>> BEGIN Supplied entries

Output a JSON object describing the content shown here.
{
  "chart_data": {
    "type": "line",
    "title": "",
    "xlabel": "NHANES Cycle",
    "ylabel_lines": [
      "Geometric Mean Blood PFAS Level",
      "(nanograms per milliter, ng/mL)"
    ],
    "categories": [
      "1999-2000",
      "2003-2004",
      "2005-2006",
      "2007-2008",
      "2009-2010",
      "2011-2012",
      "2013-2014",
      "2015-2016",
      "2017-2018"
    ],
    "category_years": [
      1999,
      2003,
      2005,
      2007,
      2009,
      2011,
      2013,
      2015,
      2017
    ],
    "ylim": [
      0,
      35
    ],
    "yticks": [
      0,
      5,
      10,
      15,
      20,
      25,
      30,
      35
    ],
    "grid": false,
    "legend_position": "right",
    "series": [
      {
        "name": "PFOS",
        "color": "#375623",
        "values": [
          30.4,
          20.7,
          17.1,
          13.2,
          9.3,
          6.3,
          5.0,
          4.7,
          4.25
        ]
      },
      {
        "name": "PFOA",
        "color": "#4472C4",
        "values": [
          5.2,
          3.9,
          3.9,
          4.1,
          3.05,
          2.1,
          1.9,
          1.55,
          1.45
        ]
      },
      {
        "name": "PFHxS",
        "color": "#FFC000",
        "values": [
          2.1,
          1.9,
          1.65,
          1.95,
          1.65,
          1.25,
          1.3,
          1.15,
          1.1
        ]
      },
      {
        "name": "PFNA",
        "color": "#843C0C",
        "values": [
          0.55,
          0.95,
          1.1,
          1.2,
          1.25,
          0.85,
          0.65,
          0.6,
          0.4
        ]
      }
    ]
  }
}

>> END Supplied entries

• What to produce: Go back to the listing above and please repeat it exactly.

• Complete output:
Output a JSON object describing the content shown here.
{
  "chart_data": {
    "type": "line",
    "title": "",
    "xlabel": "NHANES Cycle",
    "ylabel_lines": [
      "Geometric Mean Blood PFAS Level",
      "(nanograms per milliter, ng/mL)"
    ],
    "categories": [
      "1999-2000",
      "2003-2004",
      "2005-2006",
      "2007-2008",
      "2009-2010",
      "2011-2012",
      "2013-2014",
      "2015-2016",
      "2017-2018"
    ],
    "category_years": [
      1999,
      2003,
      2005,
      2007,
      2009,
      2011,
      2013,
      2015,
      2017
    ],
    "ylim": [
      0,
      35
    ],
    "yticks": [
      0,
      5,
      10,
      15,
      20,
      25,
      30,
      35
    ],
    "grid": false,
    "legend_position": "right",
    "series": [
      {
        "name": "PFOS",
        "color": "#375623",
        "values": [
          30.4,
          20.7,
          17.1,
          13.2,
          9.3,
          6.3,
          5.0,
          4.7,
          4.25
        ]
      },
      {
        "name": "PFOA",
        "color": "#4472C4",
        "values": [
          5.2,
          3.9,
          3.9,
          4.1,
          3.05,
          2.1,
          1.9,
          1.55,
          1.45
        ]
      },
      {
        "name": "PFHxS",
        "color": "#FFC000",
        "values": [
          2.1,
          1.9,
          1.65,
          1.95,
          1.65,
          1.25,
          1.3,
          1.15,
          1.1
        ]
      },
      {
        "name": "PFNA",
        "color": "#843C0C",
        "values": [
          0.55,
          0.95,
          1.1,
          1.2,
          1.25,
          0.85,
          0.65,
          0.6,
          0.4
        ]
      }
    ]
  }
}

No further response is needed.